▶ Task statement: The answer is one number: how many lines in the data below hold "Shared".

==== Stored rows

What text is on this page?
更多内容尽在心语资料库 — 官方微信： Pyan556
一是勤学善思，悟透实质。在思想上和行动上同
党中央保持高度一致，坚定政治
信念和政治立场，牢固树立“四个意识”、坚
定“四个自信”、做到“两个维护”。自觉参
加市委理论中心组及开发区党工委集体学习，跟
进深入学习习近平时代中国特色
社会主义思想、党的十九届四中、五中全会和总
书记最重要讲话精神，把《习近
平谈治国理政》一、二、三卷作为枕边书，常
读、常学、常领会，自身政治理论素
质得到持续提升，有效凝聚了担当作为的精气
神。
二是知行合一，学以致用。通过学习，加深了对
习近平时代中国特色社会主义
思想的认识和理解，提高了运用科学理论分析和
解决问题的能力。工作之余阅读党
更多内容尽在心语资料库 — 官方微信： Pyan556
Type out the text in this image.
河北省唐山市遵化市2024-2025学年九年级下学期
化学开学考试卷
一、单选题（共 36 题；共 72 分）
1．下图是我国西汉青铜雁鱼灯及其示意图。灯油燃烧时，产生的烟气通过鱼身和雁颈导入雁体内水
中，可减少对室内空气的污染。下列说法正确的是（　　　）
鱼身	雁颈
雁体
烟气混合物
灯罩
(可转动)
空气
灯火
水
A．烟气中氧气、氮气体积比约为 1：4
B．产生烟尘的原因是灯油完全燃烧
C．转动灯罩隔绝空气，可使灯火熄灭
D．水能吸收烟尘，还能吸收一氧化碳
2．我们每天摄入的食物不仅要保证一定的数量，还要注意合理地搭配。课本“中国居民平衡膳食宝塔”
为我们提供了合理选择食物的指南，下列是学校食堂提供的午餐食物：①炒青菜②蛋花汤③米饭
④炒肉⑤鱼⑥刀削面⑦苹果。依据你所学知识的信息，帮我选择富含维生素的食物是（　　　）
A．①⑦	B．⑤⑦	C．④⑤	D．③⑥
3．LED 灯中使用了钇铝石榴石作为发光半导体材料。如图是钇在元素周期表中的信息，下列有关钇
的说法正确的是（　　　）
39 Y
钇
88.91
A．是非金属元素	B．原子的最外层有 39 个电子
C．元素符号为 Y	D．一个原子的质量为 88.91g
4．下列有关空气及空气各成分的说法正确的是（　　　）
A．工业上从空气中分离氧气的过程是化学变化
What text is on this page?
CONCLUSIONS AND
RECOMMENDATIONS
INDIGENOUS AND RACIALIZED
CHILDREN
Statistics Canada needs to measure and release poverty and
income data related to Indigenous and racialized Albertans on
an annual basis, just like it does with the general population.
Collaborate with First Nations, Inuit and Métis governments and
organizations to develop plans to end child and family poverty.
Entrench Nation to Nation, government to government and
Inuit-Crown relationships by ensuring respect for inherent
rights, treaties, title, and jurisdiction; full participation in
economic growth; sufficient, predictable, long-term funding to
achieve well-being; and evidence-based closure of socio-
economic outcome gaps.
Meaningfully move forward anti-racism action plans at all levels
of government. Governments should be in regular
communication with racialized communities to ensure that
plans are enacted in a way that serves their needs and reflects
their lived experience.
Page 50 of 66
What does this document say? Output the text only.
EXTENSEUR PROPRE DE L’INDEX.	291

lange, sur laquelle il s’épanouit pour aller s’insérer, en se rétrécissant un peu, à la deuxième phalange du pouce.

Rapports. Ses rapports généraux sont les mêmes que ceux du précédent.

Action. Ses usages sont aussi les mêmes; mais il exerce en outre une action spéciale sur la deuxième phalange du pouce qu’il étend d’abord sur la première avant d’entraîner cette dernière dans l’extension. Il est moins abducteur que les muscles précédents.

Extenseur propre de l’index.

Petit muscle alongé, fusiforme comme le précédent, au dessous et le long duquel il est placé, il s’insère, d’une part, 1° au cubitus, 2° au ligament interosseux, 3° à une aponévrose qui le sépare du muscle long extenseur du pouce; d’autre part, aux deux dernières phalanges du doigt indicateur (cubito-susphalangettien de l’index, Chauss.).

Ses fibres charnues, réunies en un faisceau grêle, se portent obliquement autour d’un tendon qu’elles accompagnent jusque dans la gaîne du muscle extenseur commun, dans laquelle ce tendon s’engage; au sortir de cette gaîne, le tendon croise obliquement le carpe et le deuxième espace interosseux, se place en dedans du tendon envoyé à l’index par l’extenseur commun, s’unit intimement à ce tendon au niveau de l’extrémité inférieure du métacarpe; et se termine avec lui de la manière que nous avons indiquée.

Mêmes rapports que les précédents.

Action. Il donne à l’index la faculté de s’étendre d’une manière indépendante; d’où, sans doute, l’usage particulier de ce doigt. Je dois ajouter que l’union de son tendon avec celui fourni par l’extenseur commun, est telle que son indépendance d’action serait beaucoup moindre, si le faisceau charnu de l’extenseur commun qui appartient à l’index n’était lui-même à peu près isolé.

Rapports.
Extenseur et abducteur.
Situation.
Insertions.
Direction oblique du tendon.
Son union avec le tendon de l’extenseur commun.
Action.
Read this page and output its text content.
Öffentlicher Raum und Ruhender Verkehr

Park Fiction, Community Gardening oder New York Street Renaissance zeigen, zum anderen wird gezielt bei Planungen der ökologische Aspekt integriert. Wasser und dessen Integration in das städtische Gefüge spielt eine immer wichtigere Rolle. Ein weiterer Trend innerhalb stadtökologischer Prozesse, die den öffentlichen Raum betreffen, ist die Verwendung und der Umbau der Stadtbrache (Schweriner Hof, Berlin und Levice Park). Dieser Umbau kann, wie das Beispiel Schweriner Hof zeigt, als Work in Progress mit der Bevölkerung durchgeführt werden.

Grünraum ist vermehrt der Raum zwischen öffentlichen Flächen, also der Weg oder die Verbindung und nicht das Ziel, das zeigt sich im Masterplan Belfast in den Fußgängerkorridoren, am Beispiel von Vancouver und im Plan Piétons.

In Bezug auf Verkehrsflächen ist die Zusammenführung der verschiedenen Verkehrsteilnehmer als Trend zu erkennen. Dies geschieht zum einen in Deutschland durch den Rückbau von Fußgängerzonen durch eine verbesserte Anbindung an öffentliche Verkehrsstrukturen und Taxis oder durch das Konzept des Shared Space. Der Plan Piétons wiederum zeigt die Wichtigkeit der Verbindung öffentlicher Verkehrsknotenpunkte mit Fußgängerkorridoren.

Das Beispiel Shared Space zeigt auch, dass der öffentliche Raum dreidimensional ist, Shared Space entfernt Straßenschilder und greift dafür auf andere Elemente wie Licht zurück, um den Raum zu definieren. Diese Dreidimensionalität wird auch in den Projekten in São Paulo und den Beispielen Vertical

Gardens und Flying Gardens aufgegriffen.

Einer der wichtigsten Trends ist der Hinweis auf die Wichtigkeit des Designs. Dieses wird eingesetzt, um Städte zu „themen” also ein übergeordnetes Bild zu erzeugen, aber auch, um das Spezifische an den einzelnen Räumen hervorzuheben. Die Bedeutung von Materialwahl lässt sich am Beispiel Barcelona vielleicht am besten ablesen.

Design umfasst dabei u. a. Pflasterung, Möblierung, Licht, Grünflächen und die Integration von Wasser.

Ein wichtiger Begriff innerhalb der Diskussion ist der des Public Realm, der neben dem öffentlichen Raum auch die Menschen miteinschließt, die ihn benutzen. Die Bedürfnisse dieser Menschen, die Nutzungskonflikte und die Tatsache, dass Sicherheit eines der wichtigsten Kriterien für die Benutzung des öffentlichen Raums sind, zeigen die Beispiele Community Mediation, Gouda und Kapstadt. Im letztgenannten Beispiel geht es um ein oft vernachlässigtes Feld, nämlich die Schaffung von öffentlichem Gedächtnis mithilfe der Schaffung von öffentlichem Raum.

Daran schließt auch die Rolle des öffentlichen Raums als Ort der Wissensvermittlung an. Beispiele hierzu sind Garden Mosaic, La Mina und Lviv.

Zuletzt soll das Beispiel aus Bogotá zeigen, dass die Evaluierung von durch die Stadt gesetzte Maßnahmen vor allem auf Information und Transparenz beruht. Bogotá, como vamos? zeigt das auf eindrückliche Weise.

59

========

▶ Expected answer: 2